## start INFORMATION SUPPLIED
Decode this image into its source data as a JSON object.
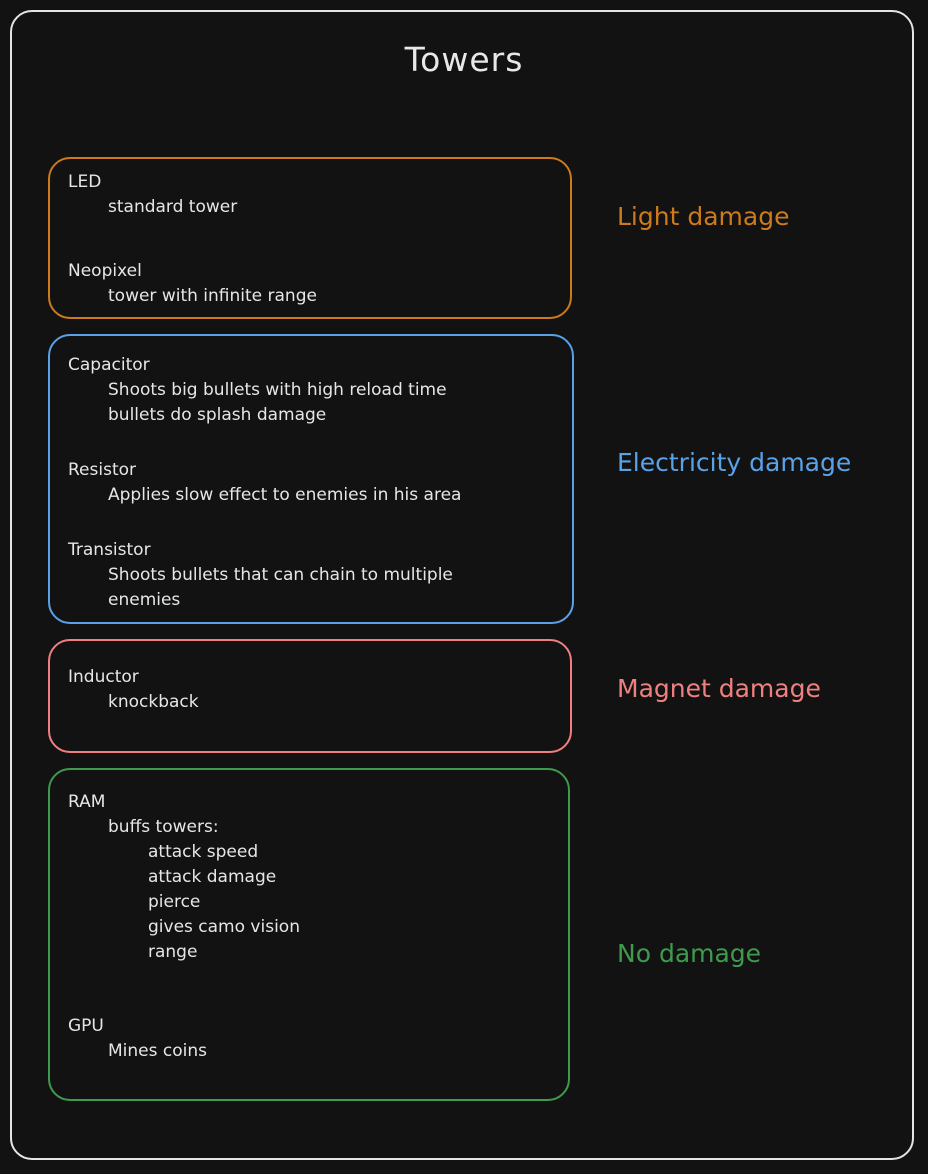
{
  "title": "Towers",
  "colors": {
    "light": "#cc7a1c",
    "electricity": "#5aa2e8",
    "magnet": "#f08080",
    "none": "#3e9b4e",
    "frame": "#e4e4e4",
    "background": "#121212"
  },
  "groups": {
    "light": {
      "label": "Light damage",
      "towers": [
        {
          "name": "LED",
          "lines": [
            "standard tower"
          ]
        },
        {
          "name": "Neopixel",
          "lines": [
            "tower with infinite range"
          ]
        }
      ]
    },
    "electricity": {
      "label": "Electricity damage",
      "towers": [
        {
          "name": "Capacitor",
          "lines": [
            "Shoots big bullets with high reload time",
            "bullets do splash damage"
          ]
        },
        {
          "name": "Resistor",
          "lines": [
            "Applies slow effect to enemies in his area"
          ]
        },
        {
          "name": "Transistor",
          "lines": [
            "Shoots bullets that can chain to multiple",
            "enemies"
          ]
        }
      ]
    },
    "magnet": {
      "label": "Magnet damage",
      "towers": [
        {
          "name": "Inductor",
          "lines": [
            "knockback"
          ]
        }
      ]
    },
    "none": {
      "label": "No damage",
      "towers": [
        {
          "name": "RAM",
          "lines": [
            "buffs towers:"
          ],
          "sublines": [
            "attack speed",
            "attack damage",
            "pierce",
            "gives camo vision",
            "range"
          ]
        },
        {
          "name": "GPU",
          "lines": [
            "Mines coins"
          ]
        }
      ]
    }
  }
}
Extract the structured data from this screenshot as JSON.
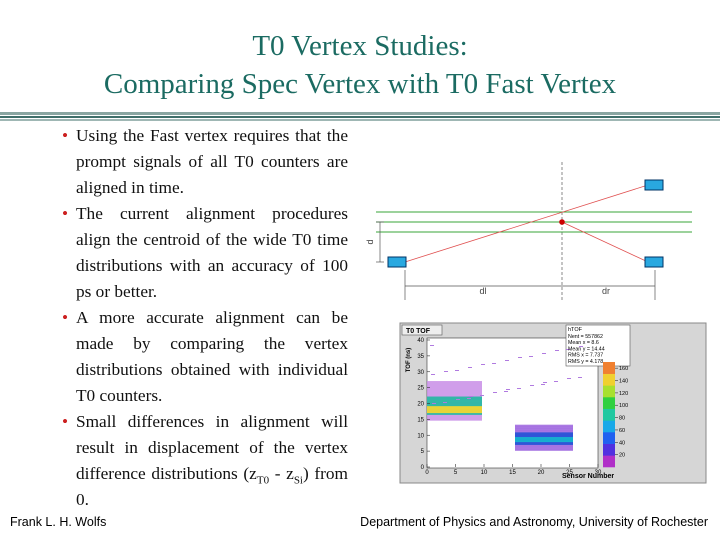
## end INFORMATION SUPPLIED
WORK TO DO: Where a line in the entries holds "enemies", copy that line.

OUTPUT FOR THIS TASK:
            "Applies slow effect to enemies in his area"
            "enemies"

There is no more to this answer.